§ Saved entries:
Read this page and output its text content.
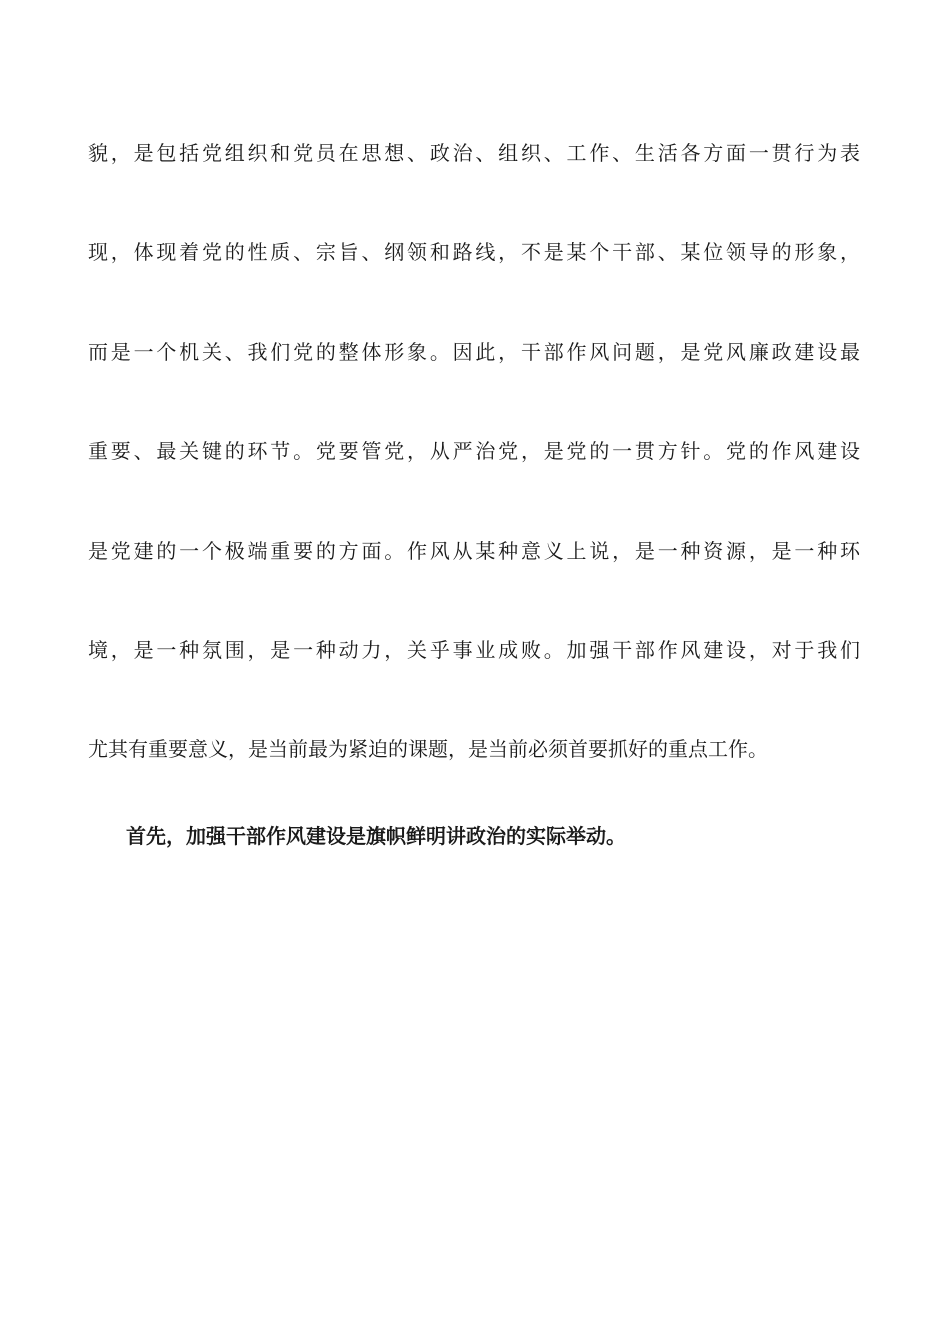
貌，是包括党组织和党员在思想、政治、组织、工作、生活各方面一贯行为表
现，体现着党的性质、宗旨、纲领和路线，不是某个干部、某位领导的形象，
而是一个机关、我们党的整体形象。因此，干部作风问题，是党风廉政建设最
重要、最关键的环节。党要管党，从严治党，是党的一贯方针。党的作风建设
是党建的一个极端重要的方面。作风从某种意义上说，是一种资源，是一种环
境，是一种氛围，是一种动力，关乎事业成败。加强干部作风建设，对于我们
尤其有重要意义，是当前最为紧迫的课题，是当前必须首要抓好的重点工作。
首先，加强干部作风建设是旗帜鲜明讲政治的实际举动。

§ AIM: Give back each entry exactly as it appears, with no pictures.

§ TASK RESULT:
Read this page and output its text content.
貌，是包括党组织和党员在思想、政治、组织、工作、生活各方面一贯行为表
现，体现着党的性质、宗旨、纲领和路线，不是某个干部、某位领导的形象，
而是一个机关、我们党的整体形象。因此，干部作风问题，是党风廉政建设最
重要、最关键的环节。党要管党，从严治党，是党的一贯方针。党的作风建设
是党建的一个极端重要的方面。作风从某种意义上说，是一种资源，是一种环
境，是一种氛围，是一种动力，关乎事业成败。加强干部作风建设，对于我们
尤其有重要意义，是当前最为紧迫的课题，是当前必须首要抓好的重点工作。
首先，加强干部作风建设是旗帜鲜明讲政治的实际举动。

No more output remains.